— start —

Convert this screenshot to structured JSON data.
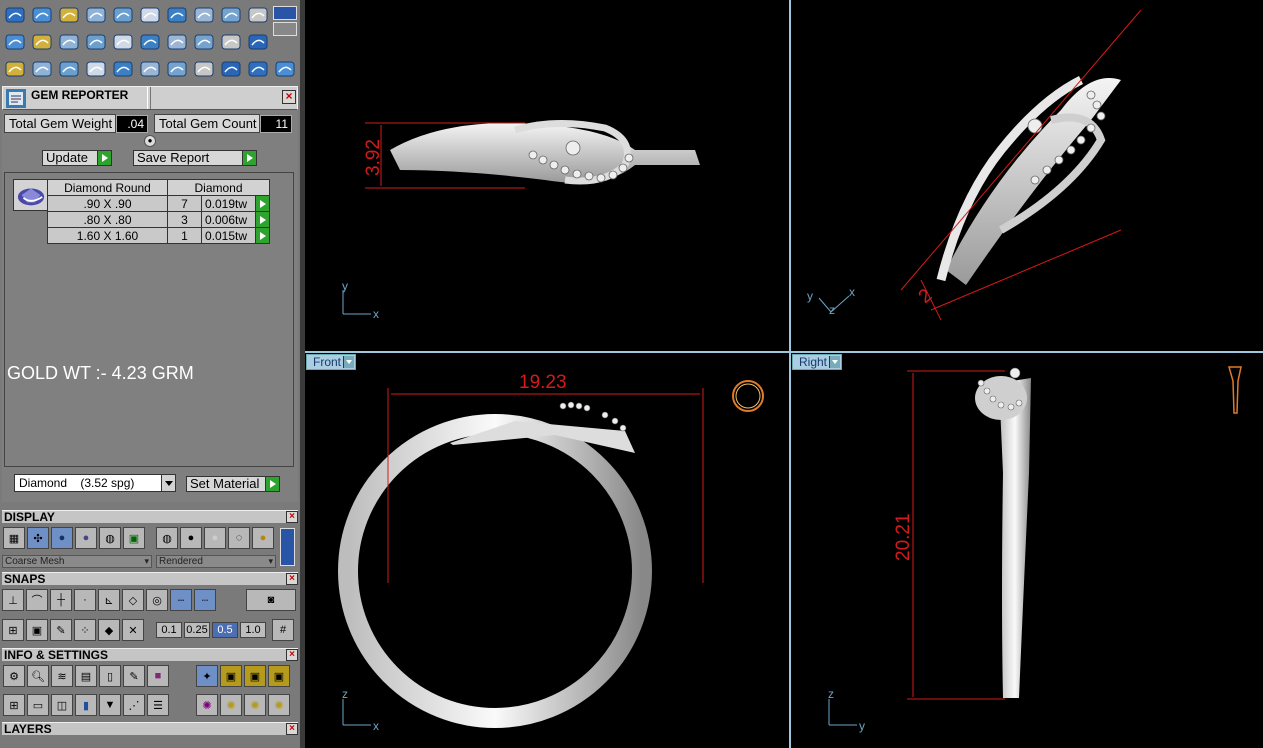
{
  "toolbar": {
    "rows": [
      [
        "curve-icon",
        "helix-icon",
        "gem-lock-icon",
        "gem-lock2-icon",
        "gem-lock3-icon",
        "pave-icon",
        "balloon-icon",
        "gear-icon",
        "spray-icon",
        "radial-icon"
      ],
      [
        "plane-icon",
        "diamond-icon",
        "slab-icon",
        "ribbon-icon",
        "doc-icon",
        "knife-icon",
        "sphere-cut-icon",
        "ring-dots-icon",
        "grid-icon",
        "node-icon"
      ],
      [
        "cubes-icon",
        "arc-icon",
        "bend-icon",
        "mirror-icon",
        "move-icon",
        "bevel-icon",
        "spark-icon",
        "link-icon",
        "align-icon",
        "scissors-icon",
        "circle-icon"
      ]
    ]
  },
  "gem_reporter": {
    "title": "GEM REPORTER",
    "total_weight_label": "Total Gem Weight",
    "total_weight_value": ".04",
    "total_count_label": "Total Gem Count",
    "total_count_value": "11",
    "update_label": "Update",
    "save_label": "Save Report",
    "table": {
      "headers": [
        "Diamond Round",
        "Diamond"
      ],
      "rows": [
        {
          "size": ".90 X .90",
          "count": "7",
          "wt": "0.019tw"
        },
        {
          "size": ".80 X .80",
          "count": "3",
          "wt": "0.006tw"
        },
        {
          "size": "1.60 X 1.60",
          "count": "1",
          "wt": "0.015tw"
        }
      ]
    },
    "note": "GOLD WT :- 4.23 GRM",
    "material": "Diamond    (3.52 spg)",
    "set_material_label": "Set Material"
  },
  "display": {
    "title": "DISPLAY",
    "mesh_mode": "Coarse Mesh",
    "render_mode": "Rendered"
  },
  "snaps": {
    "title": "SNAPS",
    "steps": [
      "0.1",
      "0.25",
      "0.5",
      "1.0"
    ],
    "active_step": "0.5"
  },
  "info": {
    "title": "INFO & SETTINGS"
  },
  "layers": {
    "title": "LAYERS"
  },
  "viewports": {
    "top_left": {
      "dim": "3.92",
      "axis_v": "y",
      "axis_h": "x"
    },
    "top_right": {
      "dim": "2",
      "axis_1": "y",
      "axis_2": "z",
      "axis_3": "x"
    },
    "front": {
      "tag": "Front",
      "dim": "19.23",
      "axis_v": "z",
      "axis_h": "x"
    },
    "right": {
      "tag": "Right",
      "dim": "20.21",
      "axis_v": "z",
      "axis_h": "y"
    }
  },
  "colors": {
    "accent": "#9ec6de",
    "dimension": "#d41a1a",
    "go_button": "#2ea32e"
  }
}
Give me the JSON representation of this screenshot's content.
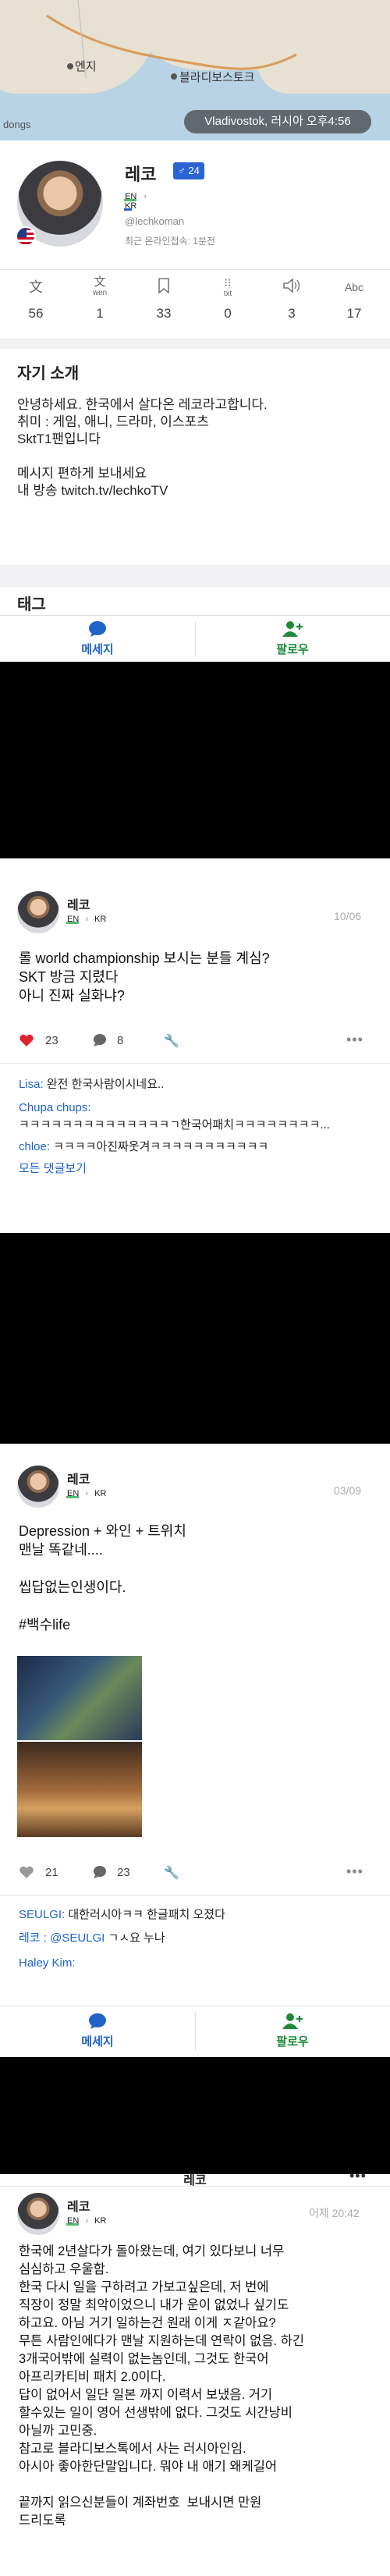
{
  "map": {
    "label_city1": "엔지",
    "label_city2": "블라디보스토크",
    "label_region": "dongs",
    "location_pill": "Vladivostok, 러시아 오후4:56"
  },
  "profile": {
    "name": "레코",
    "gender_age": "♂ 24",
    "lang_from": "EN",
    "lang_to": "KR",
    "handle": "@lechkoman",
    "last_seen": "최근 온라인접속: 1분전"
  },
  "stats": [
    {
      "icon": "文",
      "sub": "",
      "value": "56"
    },
    {
      "icon": "文",
      "sub": "wen",
      "value": "1"
    },
    {
      "icon": "🔖",
      "sub": "",
      "value": "33"
    },
    {
      "icon": "⦿",
      "sub": "txt",
      "value": "0"
    },
    {
      "icon": "🔊",
      "sub": "",
      "value": "3"
    },
    {
      "icon": "Abc",
      "sub": "",
      "value": "17"
    }
  ],
  "intro": {
    "title": "자기 소개",
    "lines": [
      "안녕하세요. 한국에서 살다온 레코라고합니다.",
      "취미 : 게임, 애니, 드라마, 이스포츠",
      "SktT1팬입니다",
      "",
      "메시지 편하게 보내세요",
      "내 방송 twitch.tv/lechkoTV"
    ]
  },
  "tags_title": "태그",
  "bottom_bar": {
    "message": "메세지",
    "follow": "팔로우"
  },
  "posts": [
    {
      "name": "레코",
      "lang_from": "EN",
      "lang_to": "KR",
      "date": "10/06",
      "body": "롤 world championship 보시는 분들 계심?\nSKT 방금 지렸다\n아니 진짜 실화냐?",
      "likes": "23",
      "comments": "8",
      "comment_lines": [
        {
          "user": "Lisa:",
          "text": " 완전 한국사람이시네요.."
        },
        {
          "user": "Chupa chups:",
          "text": ""
        },
        {
          "user": "",
          "text": "ㅋㅋㅋㅋㅋㅋㅋㅋㅋㅋㅋㅋㅋㅋㄱ한국어패치ㅋㅋㅋㅋㅋㅋㅋㅋ..."
        },
        {
          "user": "chloe:",
          "text": " ㅋㅋㅋㅋ아진짜웃겨ㅋㅋㅋㅋㅋㅋㅋㅋㅋㅋㅋ"
        }
      ],
      "see_all": "모든 댓글보기"
    },
    {
      "name": "레코",
      "lang_from": "EN",
      "lang_to": "KR",
      "date": "03/09",
      "body": "Depression + 와인 + 트위치\n맨날 똑같네....\n\n씹답없는인생이다.\n\n#백수life",
      "likes": "21",
      "comments": "23",
      "comment_lines": [
        {
          "user": "SEULGI:",
          "text": " 대한러시아ㅋㅋ 한글패치 오졌다"
        },
        {
          "user": "레코 : @SEULGI",
          "text": " ㄱㅅ요 누나"
        },
        {
          "user": "Haley Kim:",
          "text": ""
        }
      ]
    },
    {
      "header_name": "레코",
      "name": "레코",
      "lang_from": "EN",
      "lang_to": "KR",
      "date": "어제 20:42",
      "body": "한국에 2년살다가 돌아왔는데, 여기 있다보니 너무\n심심하고 우울함.\n한국 다시 일을 구하려고 가보고싶은데, 저 번에\n직장이 정말 최악이었으니 내가 운이 없었나 싶기도\n하고요. 아님 거기 일하는건 원래 이게 ㅈ같아요?\n무튼 사람인에다가 맨날 지원하는데 연락이 없음. 하긴\n3개국어밖에 실력이 없는놈인데, 그것도 한국어\n아프리카티비 패치 2.0이다.\n답이 없어서 일단 일본 까지 이력서 보냈음. 거기\n할수있는 일이 영어 선생밖에 없다. 그것도 시간낭비\n아닐까 고민중.\n참고로 블라디보스톡에서 사는 러시아인임.\n아시아 좋아한단말입니다. 뭐야 내 애기 왜케길어\n\n끝까지 읽으신분들이 계좌번호  보내시면 만원\n드리도록"
    }
  ],
  "colors": {
    "accent_blue": "#1e63c8",
    "accent_green": "#1e8a3a",
    "heart_red": "#e0242e",
    "lang_green": "#55b870"
  }
}
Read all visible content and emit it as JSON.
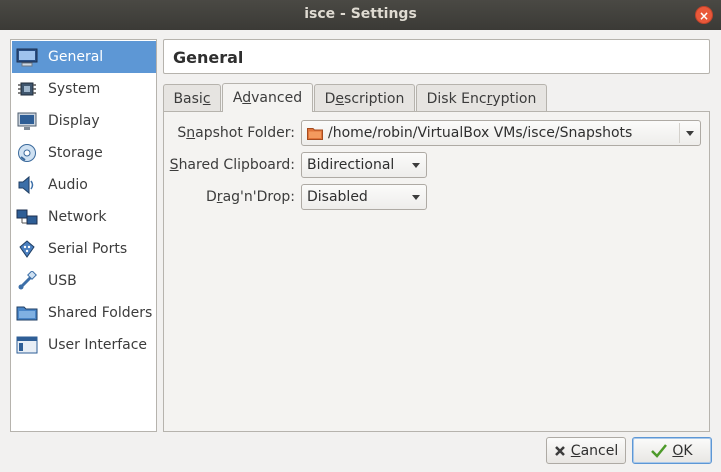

— end —

**Stated exercise**. Restate each line of the records exactly; pictures do not belong in the copy.

**Correct answer**.
Convert this screenshot to structured JSON data.
{
  "toolbar": {
    "rows": [
      [
        "curve-icon",
        "helix-icon",
        "gem-lock-icon",
        "gem-lock2-icon",
        "gem-lock3-icon",
        "pave-icon",
        "balloon-icon",
        "gear-icon",
        "spray-icon",
        "radial-icon"
      ],
      [
        "plane-icon",
        "diamond-icon",
        "slab-icon",
        "ribbon-icon",
        "doc-icon",
        "knife-icon",
        "sphere-cut-icon",
        "ring-dots-icon",
        "grid-icon",
        "node-icon"
      ],
      [
        "cubes-icon",
        "arc-icon",
        "bend-icon",
        "mirror-icon",
        "move-icon",
        "bevel-icon",
        "spark-icon",
        "link-icon",
        "align-icon",
        "scissors-icon",
        "circle-icon"
      ]
    ]
  },
  "gem_reporter": {
    "title": "GEM REPORTER",
    "total_weight_label": "Total Gem Weight",
    "total_weight_value": ".04",
    "total_count_label": "Total Gem Count",
    "total_count_value": "11",
    "update_label": "Update",
    "save_label": "Save Report",
    "table": {
      "headers": [
        "Diamond Round",
        "Diamond"
      ],
      "rows": [
        {
          "size": ".90 X .90",
          "count": "7",
          "wt": "0.019tw"
        },
        {
          "size": ".80 X .80",
          "count": "3",
          "wt": "0.006tw"
        },
        {
          "size": "1.60 X 1.60",
          "count": "1",
          "wt": "0.015tw"
        }
      ]
    },
    "note": "GOLD WT :- 4.23 GRM",
    "material": "Diamond    (3.52 spg)",
    "set_material_label": "Set Material"
  },
  "display": {
    "title": "DISPLAY",
    "mesh_mode": "Coarse Mesh",
    "render_mode": "Rendered"
  },
  "snaps": {
    "title": "SNAPS",
    "steps": [
      "0.1",
      "0.25",
      "0.5",
      "1.0"
    ],
    "active_step": "0.5"
  },
  "info": {
    "title": "INFO & SETTINGS"
  },
  "layers": {
    "title": "LAYERS"
  },
  "viewports": {
    "top_left": {
      "dim": "3.92",
      "axis_v": "y",
      "axis_h": "x"
    },
    "top_right": {
      "dim": "2",
      "axis_1": "y",
      "axis_2": "z",
      "axis_3": "x"
    },
    "front": {
      "tag": "Front",
      "dim": "19.23",
      "axis_v": "z",
      "axis_h": "x"
    },
    "right": {
      "tag": "Right",
      "dim": "20.21",
      "axis_v": "z",
      "axis_h": "y"
    }
  },
  "colors": {
    "accent": "#9ec6de",
    "dimension": "#d41a1a",
    "go_button": "#2ea32e"
  }
}
Give me the JSON representation of this screenshot's content.
{
  "map": {
    "label_city1": "엔지",
    "label_city2": "블라디보스토크",
    "label_region": "dongs",
    "location_pill": "Vladivostok, 러시아 오후4:56"
  },
  "profile": {
    "name": "레코",
    "gender_age": "♂ 24",
    "lang_from": "EN",
    "lang_to": "KR",
    "handle": "@lechkoman",
    "last_seen": "최근 온라인접속: 1분전"
  },
  "stats": [
    {
      "icon": "文",
      "sub": "",
      "value": "56"
    },
    {
      "icon": "文",
      "sub": "wen",
      "value": "1"
    },
    {
      "icon": "🔖",
      "sub": "",
      "value": "33"
    },
    {
      "icon": "⦿",
      "sub": "txt",
      "value": "0"
    },
    {
      "icon": "🔊",
      "sub": "",
      "value": "3"
    },
    {
      "icon": "Abc",
      "sub": "",
      "value": "17"
    }
  ],
  "intro": {
    "title": "자기 소개",
    "lines": [
      "안녕하세요. 한국에서 살다온 레코라고합니다.",
      "취미 : 게임, 애니, 드라마, 이스포츠",
      "SktT1팬입니다",
      "",
      "메시지 편하게 보내세요",
      "내 방송 twitch.tv/lechkoTV"
    ]
  },
  "tags_title": "태그",
  "bottom_bar": {
    "message": "메세지",
    "follow": "팔로우"
  },
  "posts": [
    {
      "name": "레코",
      "lang_from": "EN",
      "lang_to": "KR",
      "date": "10/06",
      "body": "롤 world championship 보시는 분들 계심?\nSKT 방금 지렸다\n아니 진짜 실화냐?",
      "likes": "23",
      "comments": "8",
      "comment_lines": [
        {
          "user": "Lisa:",
          "text": " 완전 한국사람이시네요.."
        },
        {
          "user": "Chupa chups:",
          "text": ""
        },
        {
          "user": "",
          "text": "ㅋㅋㅋㅋㅋㅋㅋㅋㅋㅋㅋㅋㅋㅋㄱ한국어패치ㅋㅋㅋㅋㅋㅋㅋㅋ..."
        },
        {
          "user": "chloe:",
          "text": " ㅋㅋㅋㅋ아진짜웃겨ㅋㅋㅋㅋㅋㅋㅋㅋㅋㅋㅋ"
        }
      ],
      "see_all": "모든 댓글보기"
    },
    {
      "name": "레코",
      "lang_from": "EN",
      "lang_to": "KR",
      "date": "03/09",
      "body": "Depression + 와인 + 트위치\n맨날 똑같네....\n\n씹답없는인생이다.\n\n#백수life",
      "likes": "21",
      "comments": "23",
      "comment_lines": [
        {
          "user": "SEULGI:",
          "text": " 대한러시아ㅋㅋ 한글패치 오졌다"
        },
        {
          "user": "레코 : @SEULGI",
          "text": " ㄱㅅ요 누나"
        },
        {
          "user": "Haley Kim:",
          "text": ""
        }
      ]
    },
    {
      "header_name": "레코",
      "name": "레코",
      "lang_from": "EN",
      "lang_to": "KR",
      "date": "어제 20:42",
      "body": "한국에 2년살다가 돌아왔는데, 여기 있다보니 너무\n심심하고 우울함.\n한국 다시 일을 구하려고 가보고싶은데, 저 번에\n직장이 정말 최악이었으니 내가 운이 없었나 싶기도\n하고요. 아님 거기 일하는건 원래 이게 ㅈ같아요?\n무튼 사람인에다가 맨날 지원하는데 연락이 없음. 하긴\n3개국어밖에 실력이 없는놈인데, 그것도 한국어\n아프리카티비 패치 2.0이다.\n답이 없어서 일단 일본 까지 이력서 보냈음. 거기\n할수있는 일이 영어 선생밖에 없다. 그것도 시간낭비\n아닐까 고민중.\n참고로 블라디보스톡에서 사는 러시아인임.\n아시아 좋아한단말입니다. 뭐야 내 애기 왜케길어\n\n끝까지 읽으신분들이 계좌번호  보내시면 만원\n드리도록"
    }
  ],
  "colors": {
    "accent_blue": "#1e63c8",
    "accent_green": "#1e8a3a",
    "heart_red": "#e0242e",
    "lang_green": "#55b870"
  }
}
Read all visible content and emit it as JSON.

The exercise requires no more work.